• _Information given_:
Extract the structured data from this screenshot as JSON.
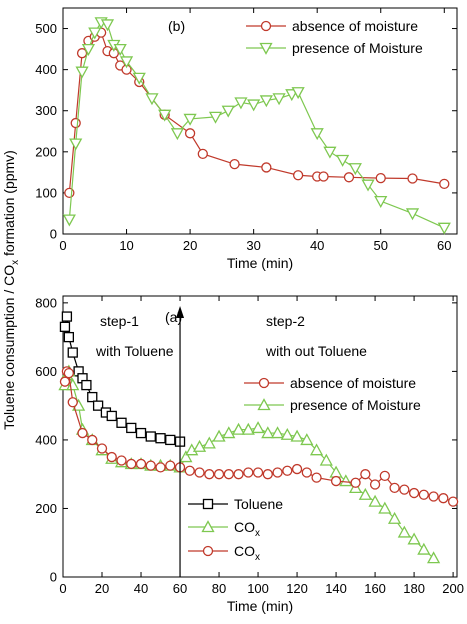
{
  "shared_ylabel": "Toluene consumption / CO",
  "shared_ylabel_sub": "x",
  "shared_ylabel_tail": " formation (ppmv)",
  "chart_data": [
    {
      "type": "line",
      "panel_label": "(b)",
      "xlabel": "Time (min)",
      "ylabel": "",
      "xlim": [
        0,
        62
      ],
      "ylim": [
        0,
        550
      ],
      "xticks": [
        0,
        10,
        20,
        30,
        40,
        50,
        60
      ],
      "yticks": [
        0,
        100,
        200,
        300,
        400,
        500
      ],
      "legend_position": "top-right",
      "series": [
        {
          "name": "absence of moisture",
          "marker": "circle",
          "color": "#c0392b",
          "x": [
            1,
            2,
            3,
            4,
            5,
            6,
            7,
            8,
            9,
            10,
            12,
            16,
            20,
            22,
            27,
            32,
            37,
            40,
            41,
            45,
            50,
            55,
            60
          ],
          "y": [
            100,
            270,
            440,
            470,
            480,
            490,
            445,
            440,
            410,
            400,
            370,
            290,
            245,
            195,
            170,
            162,
            143,
            140,
            140,
            138,
            136,
            135,
            122
          ]
        },
        {
          "name": "presence of Moisture",
          "marker": "triangle-down",
          "color": "#7ec850",
          "x": [
            1,
            2,
            3,
            4,
            5,
            6,
            7,
            8,
            9,
            10,
            12,
            14,
            16,
            18,
            20,
            24,
            26,
            28,
            30,
            32,
            34,
            36,
            37,
            40,
            42,
            44,
            46,
            48,
            50,
            55,
            60
          ],
          "y": [
            35,
            220,
            395,
            450,
            490,
            515,
            510,
            460,
            450,
            420,
            380,
            330,
            290,
            245,
            280,
            285,
            300,
            320,
            315,
            325,
            330,
            340,
            345,
            245,
            200,
            180,
            160,
            120,
            80,
            50,
            15
          ]
        }
      ]
    },
    {
      "type": "line",
      "panel_label": "(a)",
      "xlabel": "Time (min)",
      "ylabel": "",
      "xlim": [
        0,
        202
      ],
      "ylim": [
        0,
        820
      ],
      "xticks": [
        0,
        20,
        40,
        60,
        80,
        100,
        120,
        140,
        160,
        180,
        200
      ],
      "yticks": [
        0,
        200,
        400,
        600,
        800
      ],
      "annotations": [
        {
          "text": "step-1"
        },
        {
          "text": "with Toluene"
        },
        {
          "text": "step-2"
        },
        {
          "text": "with out Toluene"
        }
      ],
      "divider_x": 60,
      "legend_top": [
        {
          "name": "absence of moisture",
          "marker": "circle",
          "color": "#c0392b"
        },
        {
          "name": "presence of Moisture",
          "marker": "triangle-up",
          "color": "#7ec850"
        }
      ],
      "legend_bottom": [
        {
          "name": "Toluene",
          "marker": "square",
          "color": "#000000"
        },
        {
          "name": "CO",
          "sub": "x",
          "marker": "triangle-up",
          "color": "#7ec850"
        },
        {
          "name": "CO",
          "sub": "x",
          "marker": "circle",
          "color": "#c0392b"
        }
      ],
      "series": [
        {
          "name": "Toluene",
          "marker": "square",
          "color": "#000000",
          "x": [
            1,
            2,
            3,
            5,
            8,
            10,
            12,
            15,
            18,
            22,
            25,
            30,
            35,
            40,
            45,
            50,
            55,
            60
          ],
          "y": [
            730,
            760,
            700,
            655,
            600,
            580,
            560,
            525,
            500,
            480,
            470,
            450,
            435,
            420,
            410,
            405,
            400,
            395
          ]
        },
        {
          "name": "CO",
          "sub": "x",
          "marker": "triangle-up",
          "color": "#7ec850",
          "x": [
            1,
            2,
            3,
            5,
            8,
            10,
            15,
            20,
            25,
            30,
            35,
            40,
            45,
            50,
            55,
            60,
            63,
            66,
            70,
            75,
            80,
            85,
            90,
            95,
            100,
            105,
            110,
            115,
            120,
            125,
            130,
            135,
            140,
            145,
            150,
            155,
            160,
            165,
            170,
            175,
            180,
            185,
            190
          ],
          "y": [
            560,
            590,
            600,
            560,
            500,
            430,
            400,
            370,
            345,
            335,
            330,
            330,
            325,
            325,
            325,
            320,
            350,
            370,
            380,
            390,
            410,
            420,
            430,
            430,
            435,
            420,
            420,
            415,
            410,
            400,
            370,
            340,
            305,
            280,
            260,
            240,
            220,
            200,
            170,
            130,
            110,
            80,
            55
          ]
        },
        {
          "name": "CO",
          "sub": "x",
          "marker": "circle",
          "color": "#c0392b",
          "x": [
            1,
            2,
            3,
            5,
            10,
            15,
            20,
            25,
            30,
            35,
            40,
            45,
            50,
            55,
            60,
            65,
            70,
            75,
            80,
            85,
            90,
            95,
            100,
            105,
            110,
            115,
            120,
            125,
            130,
            140,
            150,
            155,
            160,
            165,
            170,
            175,
            180,
            185,
            190,
            195,
            200
          ],
          "y": [
            570,
            600,
            595,
            510,
            420,
            400,
            375,
            350,
            340,
            330,
            330,
            325,
            320,
            325,
            320,
            310,
            305,
            300,
            300,
            300,
            300,
            305,
            305,
            300,
            305,
            310,
            315,
            305,
            290,
            280,
            275,
            300,
            270,
            295,
            260,
            255,
            245,
            240,
            235,
            230,
            220
          ]
        }
      ]
    }
  ]
}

• _Work to be completed_: Leave out the pictures and restate everything else word for word.

• _Response to the task_:
Extract the structured data from this screenshot as JSON.
{
  "shared_ylabel": "Toluene consumption / CO",
  "shared_ylabel_sub": "x",
  "shared_ylabel_tail": " formation (ppmv)",
  "chart_data": [
    {
      "type": "line",
      "panel_label": "(b)",
      "xlabel": "Time (min)",
      "ylabel": "",
      "xlim": [
        0,
        62
      ],
      "ylim": [
        0,
        550
      ],
      "xticks": [
        0,
        10,
        20,
        30,
        40,
        50,
        60
      ],
      "yticks": [
        0,
        100,
        200,
        300,
        400,
        500
      ],
      "legend_position": "top-right",
      "series": [
        {
          "name": "absence of moisture",
          "marker": "circle",
          "color": "#c0392b",
          "x": [
            1,
            2,
            3,
            4,
            5,
            6,
            7,
            8,
            9,
            10,
            12,
            16,
            20,
            22,
            27,
            32,
            37,
            40,
            41,
            45,
            50,
            55,
            60
          ],
          "y": [
            100,
            270,
            440,
            470,
            480,
            490,
            445,
            440,
            410,
            400,
            370,
            290,
            245,
            195,
            170,
            162,
            143,
            140,
            140,
            138,
            136,
            135,
            122
          ]
        },
        {
          "name": "presence of Moisture",
          "marker": "triangle-down",
          "color": "#7ec850",
          "x": [
            1,
            2,
            3,
            4,
            5,
            6,
            7,
            8,
            9,
            10,
            12,
            14,
            16,
            18,
            20,
            24,
            26,
            28,
            30,
            32,
            34,
            36,
            37,
            40,
            42,
            44,
            46,
            48,
            50,
            55,
            60
          ],
          "y": [
            35,
            220,
            395,
            450,
            490,
            515,
            510,
            460,
            450,
            420,
            380,
            330,
            290,
            245,
            280,
            285,
            300,
            320,
            315,
            325,
            330,
            340,
            345,
            245,
            200,
            180,
            160,
            120,
            80,
            50,
            15
          ]
        }
      ]
    },
    {
      "type": "line",
      "panel_label": "(a)",
      "xlabel": "Time (min)",
      "ylabel": "",
      "xlim": [
        0,
        202
      ],
      "ylim": [
        0,
        820
      ],
      "xticks": [
        0,
        20,
        40,
        60,
        80,
        100,
        120,
        140,
        160,
        180,
        200
      ],
      "yticks": [
        0,
        200,
        400,
        600,
        800
      ],
      "annotations": [
        {
          "text": "step-1"
        },
        {
          "text": "with Toluene"
        },
        {
          "text": "step-2"
        },
        {
          "text": "with out Toluene"
        }
      ],
      "divider_x": 60,
      "legend_top": [
        {
          "name": "absence of moisture",
          "marker": "circle",
          "color": "#c0392b"
        },
        {
          "name": "presence of Moisture",
          "marker": "triangle-up",
          "color": "#7ec850"
        }
      ],
      "legend_bottom": [
        {
          "name": "Toluene",
          "marker": "square",
          "color": "#000000"
        },
        {
          "name": "CO",
          "sub": "x",
          "marker": "triangle-up",
          "color": "#7ec850"
        },
        {
          "name": "CO",
          "sub": "x",
          "marker": "circle",
          "color": "#c0392b"
        }
      ],
      "series": [
        {
          "name": "Toluene",
          "marker": "square",
          "color": "#000000",
          "x": [
            1,
            2,
            3,
            5,
            8,
            10,
            12,
            15,
            18,
            22,
            25,
            30,
            35,
            40,
            45,
            50,
            55,
            60
          ],
          "y": [
            730,
            760,
            700,
            655,
            600,
            580,
            560,
            525,
            500,
            480,
            470,
            450,
            435,
            420,
            410,
            405,
            400,
            395
          ]
        },
        {
          "name": "CO",
          "sub": "x",
          "marker": "triangle-up",
          "color": "#7ec850",
          "x": [
            1,
            2,
            3,
            5,
            8,
            10,
            15,
            20,
            25,
            30,
            35,
            40,
            45,
            50,
            55,
            60,
            63,
            66,
            70,
            75,
            80,
            85,
            90,
            95,
            100,
            105,
            110,
            115,
            120,
            125,
            130,
            135,
            140,
            145,
            150,
            155,
            160,
            165,
            170,
            175,
            180,
            185,
            190
          ],
          "y": [
            560,
            590,
            600,
            560,
            500,
            430,
            400,
            370,
            345,
            335,
            330,
            330,
            325,
            325,
            325,
            320,
            350,
            370,
            380,
            390,
            410,
            420,
            430,
            430,
            435,
            420,
            420,
            415,
            410,
            400,
            370,
            340,
            305,
            280,
            260,
            240,
            220,
            200,
            170,
            130,
            110,
            80,
            55
          ]
        },
        {
          "name": "CO",
          "sub": "x",
          "marker": "circle",
          "color": "#c0392b",
          "x": [
            1,
            2,
            3,
            5,
            10,
            15,
            20,
            25,
            30,
            35,
            40,
            45,
            50,
            55,
            60,
            65,
            70,
            75,
            80,
            85,
            90,
            95,
            100,
            105,
            110,
            115,
            120,
            125,
            130,
            140,
            150,
            155,
            160,
            165,
            170,
            175,
            180,
            185,
            190,
            195,
            200
          ],
          "y": [
            570,
            600,
            595,
            510,
            420,
            400,
            375,
            350,
            340,
            330,
            330,
            325,
            320,
            325,
            320,
            310,
            305,
            300,
            300,
            300,
            300,
            305,
            305,
            300,
            305,
            310,
            315,
            305,
            290,
            280,
            275,
            300,
            270,
            295,
            260,
            255,
            245,
            240,
            235,
            230,
            220
          ]
        }
      ]
    }
  ]
}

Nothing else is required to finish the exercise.